___ The input ___

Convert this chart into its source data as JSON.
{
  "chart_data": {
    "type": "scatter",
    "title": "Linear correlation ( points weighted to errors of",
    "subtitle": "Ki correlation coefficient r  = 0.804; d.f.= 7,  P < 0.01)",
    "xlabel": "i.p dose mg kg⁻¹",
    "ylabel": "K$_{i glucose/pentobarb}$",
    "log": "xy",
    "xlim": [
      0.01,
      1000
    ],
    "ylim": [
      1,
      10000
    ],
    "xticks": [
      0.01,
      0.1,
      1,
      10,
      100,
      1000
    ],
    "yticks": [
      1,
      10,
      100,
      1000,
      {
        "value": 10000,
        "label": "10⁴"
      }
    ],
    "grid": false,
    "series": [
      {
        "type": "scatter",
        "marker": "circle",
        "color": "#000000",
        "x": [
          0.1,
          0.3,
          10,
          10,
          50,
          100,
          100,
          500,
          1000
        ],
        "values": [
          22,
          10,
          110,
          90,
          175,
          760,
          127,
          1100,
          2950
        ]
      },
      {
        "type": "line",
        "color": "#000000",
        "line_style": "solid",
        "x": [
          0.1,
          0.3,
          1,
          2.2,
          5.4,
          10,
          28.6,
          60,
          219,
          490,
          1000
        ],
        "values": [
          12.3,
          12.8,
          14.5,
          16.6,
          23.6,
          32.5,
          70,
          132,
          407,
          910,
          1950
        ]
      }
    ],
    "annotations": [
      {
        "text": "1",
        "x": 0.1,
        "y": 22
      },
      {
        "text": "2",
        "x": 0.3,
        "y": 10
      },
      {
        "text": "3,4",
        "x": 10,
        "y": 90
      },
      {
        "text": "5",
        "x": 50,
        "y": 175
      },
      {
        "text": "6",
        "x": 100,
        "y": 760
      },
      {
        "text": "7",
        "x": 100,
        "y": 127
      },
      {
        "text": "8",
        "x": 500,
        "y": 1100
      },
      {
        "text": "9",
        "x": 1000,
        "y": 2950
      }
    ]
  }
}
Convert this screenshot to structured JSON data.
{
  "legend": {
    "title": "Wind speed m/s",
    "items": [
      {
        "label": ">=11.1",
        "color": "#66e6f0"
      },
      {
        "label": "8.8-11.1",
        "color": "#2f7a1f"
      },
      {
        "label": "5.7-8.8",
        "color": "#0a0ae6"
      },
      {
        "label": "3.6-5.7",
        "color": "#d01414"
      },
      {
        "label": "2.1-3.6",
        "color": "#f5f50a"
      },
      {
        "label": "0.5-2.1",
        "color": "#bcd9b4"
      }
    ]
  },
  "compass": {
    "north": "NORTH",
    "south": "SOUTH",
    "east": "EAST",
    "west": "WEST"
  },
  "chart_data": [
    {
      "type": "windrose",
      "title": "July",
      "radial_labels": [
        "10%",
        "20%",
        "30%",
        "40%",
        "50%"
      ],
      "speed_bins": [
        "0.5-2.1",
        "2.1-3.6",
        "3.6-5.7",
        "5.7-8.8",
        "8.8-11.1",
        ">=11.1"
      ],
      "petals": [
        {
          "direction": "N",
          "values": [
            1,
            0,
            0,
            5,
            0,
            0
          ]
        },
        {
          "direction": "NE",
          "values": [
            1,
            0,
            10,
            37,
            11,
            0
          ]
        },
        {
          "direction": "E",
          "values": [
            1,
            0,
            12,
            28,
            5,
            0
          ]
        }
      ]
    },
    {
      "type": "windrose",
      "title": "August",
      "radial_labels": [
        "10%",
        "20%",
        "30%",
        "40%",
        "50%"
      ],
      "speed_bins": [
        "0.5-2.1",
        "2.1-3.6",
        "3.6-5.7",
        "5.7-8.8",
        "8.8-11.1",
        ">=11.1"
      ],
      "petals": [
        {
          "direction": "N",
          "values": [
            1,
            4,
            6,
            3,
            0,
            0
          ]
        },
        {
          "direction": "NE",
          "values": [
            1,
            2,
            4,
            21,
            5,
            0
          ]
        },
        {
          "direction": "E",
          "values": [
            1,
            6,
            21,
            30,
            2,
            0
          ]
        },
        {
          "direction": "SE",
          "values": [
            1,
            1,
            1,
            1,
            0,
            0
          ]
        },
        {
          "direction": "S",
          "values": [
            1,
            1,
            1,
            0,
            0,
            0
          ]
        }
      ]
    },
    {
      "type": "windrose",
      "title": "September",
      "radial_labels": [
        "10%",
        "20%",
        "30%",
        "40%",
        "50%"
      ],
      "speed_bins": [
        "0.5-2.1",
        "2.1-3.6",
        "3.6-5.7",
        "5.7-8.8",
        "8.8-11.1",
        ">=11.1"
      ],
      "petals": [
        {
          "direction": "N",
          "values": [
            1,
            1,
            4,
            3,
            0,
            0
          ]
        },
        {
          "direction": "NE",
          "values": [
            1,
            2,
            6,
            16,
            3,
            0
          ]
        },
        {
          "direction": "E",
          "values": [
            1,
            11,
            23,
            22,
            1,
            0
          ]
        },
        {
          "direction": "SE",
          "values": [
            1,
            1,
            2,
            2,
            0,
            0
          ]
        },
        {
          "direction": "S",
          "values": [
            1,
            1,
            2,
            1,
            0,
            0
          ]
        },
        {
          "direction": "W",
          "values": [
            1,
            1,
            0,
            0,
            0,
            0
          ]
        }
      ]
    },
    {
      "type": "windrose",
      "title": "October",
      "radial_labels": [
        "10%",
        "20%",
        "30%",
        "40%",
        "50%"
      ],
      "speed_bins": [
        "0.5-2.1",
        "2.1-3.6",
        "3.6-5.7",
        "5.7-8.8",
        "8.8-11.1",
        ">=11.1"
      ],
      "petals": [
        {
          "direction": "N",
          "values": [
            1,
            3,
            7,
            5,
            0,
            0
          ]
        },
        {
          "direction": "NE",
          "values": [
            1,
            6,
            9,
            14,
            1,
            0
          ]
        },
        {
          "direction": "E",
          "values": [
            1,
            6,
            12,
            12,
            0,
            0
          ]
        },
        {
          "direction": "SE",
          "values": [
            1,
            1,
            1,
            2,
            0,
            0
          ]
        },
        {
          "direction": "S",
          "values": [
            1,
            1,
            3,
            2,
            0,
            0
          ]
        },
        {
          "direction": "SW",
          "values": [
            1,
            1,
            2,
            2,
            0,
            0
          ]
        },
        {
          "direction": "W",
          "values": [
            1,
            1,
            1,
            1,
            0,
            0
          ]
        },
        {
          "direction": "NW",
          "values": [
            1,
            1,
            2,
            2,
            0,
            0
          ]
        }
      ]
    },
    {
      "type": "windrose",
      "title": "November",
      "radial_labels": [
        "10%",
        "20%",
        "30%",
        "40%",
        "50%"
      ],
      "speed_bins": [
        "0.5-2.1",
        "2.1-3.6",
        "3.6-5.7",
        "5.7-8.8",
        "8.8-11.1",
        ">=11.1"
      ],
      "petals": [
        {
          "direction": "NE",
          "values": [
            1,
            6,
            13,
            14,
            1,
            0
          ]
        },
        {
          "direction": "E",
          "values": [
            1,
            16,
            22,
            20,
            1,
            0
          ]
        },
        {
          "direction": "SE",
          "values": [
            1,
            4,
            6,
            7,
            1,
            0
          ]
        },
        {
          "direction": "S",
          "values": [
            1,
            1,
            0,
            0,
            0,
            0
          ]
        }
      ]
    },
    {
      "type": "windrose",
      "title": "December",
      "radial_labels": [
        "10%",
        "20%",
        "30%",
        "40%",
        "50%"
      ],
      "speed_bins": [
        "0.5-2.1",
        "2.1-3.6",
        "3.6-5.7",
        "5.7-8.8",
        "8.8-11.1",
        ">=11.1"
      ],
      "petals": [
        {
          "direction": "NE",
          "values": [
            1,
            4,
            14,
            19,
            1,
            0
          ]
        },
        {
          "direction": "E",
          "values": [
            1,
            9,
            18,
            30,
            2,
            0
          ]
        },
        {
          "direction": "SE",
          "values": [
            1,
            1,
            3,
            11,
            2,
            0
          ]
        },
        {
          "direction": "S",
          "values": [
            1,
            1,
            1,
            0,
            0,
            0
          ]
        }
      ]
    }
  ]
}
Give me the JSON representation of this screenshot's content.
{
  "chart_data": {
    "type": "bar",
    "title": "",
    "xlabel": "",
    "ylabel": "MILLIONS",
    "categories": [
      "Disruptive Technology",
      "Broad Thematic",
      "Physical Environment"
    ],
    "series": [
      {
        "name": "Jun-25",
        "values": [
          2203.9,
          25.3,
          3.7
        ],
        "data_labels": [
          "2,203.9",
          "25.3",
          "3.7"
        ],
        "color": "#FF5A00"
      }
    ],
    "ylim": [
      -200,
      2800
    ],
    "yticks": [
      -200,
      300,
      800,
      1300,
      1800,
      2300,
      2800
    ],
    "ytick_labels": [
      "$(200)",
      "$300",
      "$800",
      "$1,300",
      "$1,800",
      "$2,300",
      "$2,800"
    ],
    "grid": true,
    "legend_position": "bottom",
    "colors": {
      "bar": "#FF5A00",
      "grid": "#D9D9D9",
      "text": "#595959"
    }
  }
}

___

• [Work to be completed]: Output only the lines from the one holding "Give me the" through the last line above, exactly as they appear.

• [Written response]:
Give me the JSON representation of this screenshot's content.
{
  "chart_data": {
    "type": "bar",
    "title": "",
    "xlabel": "",
    "ylabel": "MILLIONS",
    "categories": [
      "Disruptive Technology",
      "Broad Thematic",
      "Physical Environment"
    ],
    "series": [
      {
        "name": "Jun-25",
        "values": [
          2203.9,
          25.3,
          3.7
        ],
        "data_labels": [
          "2,203.9",
          "25.3",
          "3.7"
        ],
        "color": "#FF5A00"
      }
    ],
    "ylim": [
      -200,
      2800
    ],
    "yticks": [
      -200,
      300,
      800,
      1300,
      1800,
      2300,
      2800
    ],
    "ytick_labels": [
      "$(200)",
      "$300",
      "$800",
      "$1,300",
      "$1,800",
      "$2,300",
      "$2,800"
    ],
    "grid": true,
    "legend_position": "bottom",
    "colors": {
      "bar": "#FF5A00",
      "grid": "#D9D9D9",
      "text": "#595959"
    }
  }
}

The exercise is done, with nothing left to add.